PROBLEM DESCRIPTION: The listing below should be printed exactly, every line of it. Skip the pictures.

Data records
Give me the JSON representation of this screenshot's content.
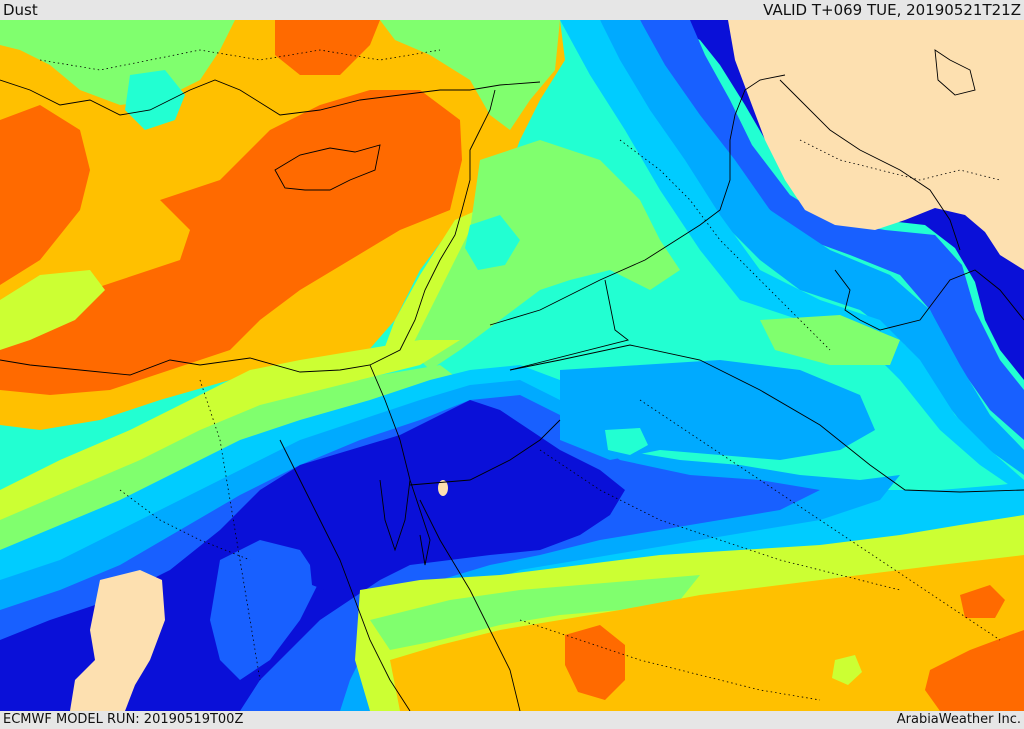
{
  "header": {
    "title": "Dust",
    "valid_time": "VALID T+069 TUE, 20190521T21Z"
  },
  "footer": {
    "model_run": "ECMWF MODEL RUN: 20190519T00Z",
    "credit": "ArabiaWeather Inc."
  },
  "palette": {
    "land_clear": "#fde0b0",
    "dark_blue": "#0a10d8",
    "blue": "#1860ff",
    "mid_blue": "#00aaff",
    "light_blue": "#00ccff",
    "cyan": "#22ffd2",
    "green": "#80ff6e",
    "yellow_green": "#ccff33",
    "yellow": "#ffc000",
    "orange": "#ff6a00",
    "border": "#000000"
  }
}
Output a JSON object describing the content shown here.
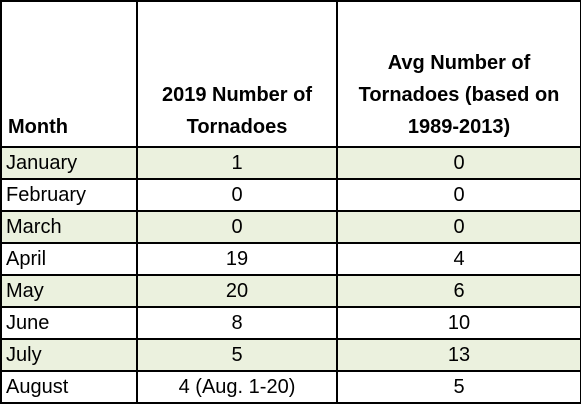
{
  "chart_data": {
    "type": "table",
    "columns": [
      "Month",
      [
        "2019 Number of",
        "Tornadoes"
      ],
      [
        "Avg Number of",
        "Tornadoes (based on",
        "1989-2013)"
      ]
    ],
    "rows": [
      {
        "month": "January",
        "count_2019": "1",
        "avg": "0"
      },
      {
        "month": "February",
        "count_2019": "0",
        "avg": "0"
      },
      {
        "month": "March",
        "count_2019": "0",
        "avg": "0"
      },
      {
        "month": "April",
        "count_2019": "19",
        "avg": "4"
      },
      {
        "month": "May",
        "count_2019": "20",
        "avg": "6"
      },
      {
        "month": "June",
        "count_2019": "8",
        "avg": "10"
      },
      {
        "month": "July",
        "count_2019": "5",
        "avg": "13"
      },
      {
        "month": "August",
        "count_2019": "4 (Aug. 1-20)",
        "avg": "5"
      }
    ],
    "row_shading": [
      "#ebf1de",
      "#ffffff"
    ]
  }
}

WRITTEN RESPONSE:
Give me the JSON representation of this screenshot's content.
{
  "header": {
    "title": "Dust",
    "valid_time": "VALID T+069 TUE, 20190521T21Z"
  },
  "footer": {
    "model_run": "ECMWF MODEL RUN: 20190519T00Z",
    "credit": "ArabiaWeather Inc."
  },
  "palette": {
    "land_clear": "#fde0b0",
    "dark_blue": "#0a10d8",
    "blue": "#1860ff",
    "mid_blue": "#00aaff",
    "light_blue": "#00ccff",
    "cyan": "#22ffd2",
    "green": "#80ff6e",
    "yellow_green": "#ccff33",
    "yellow": "#ffc000",
    "orange": "#ff6a00",
    "border": "#000000"
  }
}
Output a JSON object describing the content shown here.
{
  "chart_data": {
    "type": "table",
    "columns": [
      "Month",
      [
        "2019 Number of",
        "Tornadoes"
      ],
      [
        "Avg Number of",
        "Tornadoes (based on",
        "1989-2013)"
      ]
    ],
    "rows": [
      {
        "month": "January",
        "count_2019": "1",
        "avg": "0"
      },
      {
        "month": "February",
        "count_2019": "0",
        "avg": "0"
      },
      {
        "month": "March",
        "count_2019": "0",
        "avg": "0"
      },
      {
        "month": "April",
        "count_2019": "19",
        "avg": "4"
      },
      {
        "month": "May",
        "count_2019": "20",
        "avg": "6"
      },
      {
        "month": "June",
        "count_2019": "8",
        "avg": "10"
      },
      {
        "month": "July",
        "count_2019": "5",
        "avg": "13"
      },
      {
        "month": "August",
        "count_2019": "4 (Aug. 1-20)",
        "avg": "5"
      }
    ],
    "row_shading": [
      "#ebf1de",
      "#ffffff"
    ]
  }
}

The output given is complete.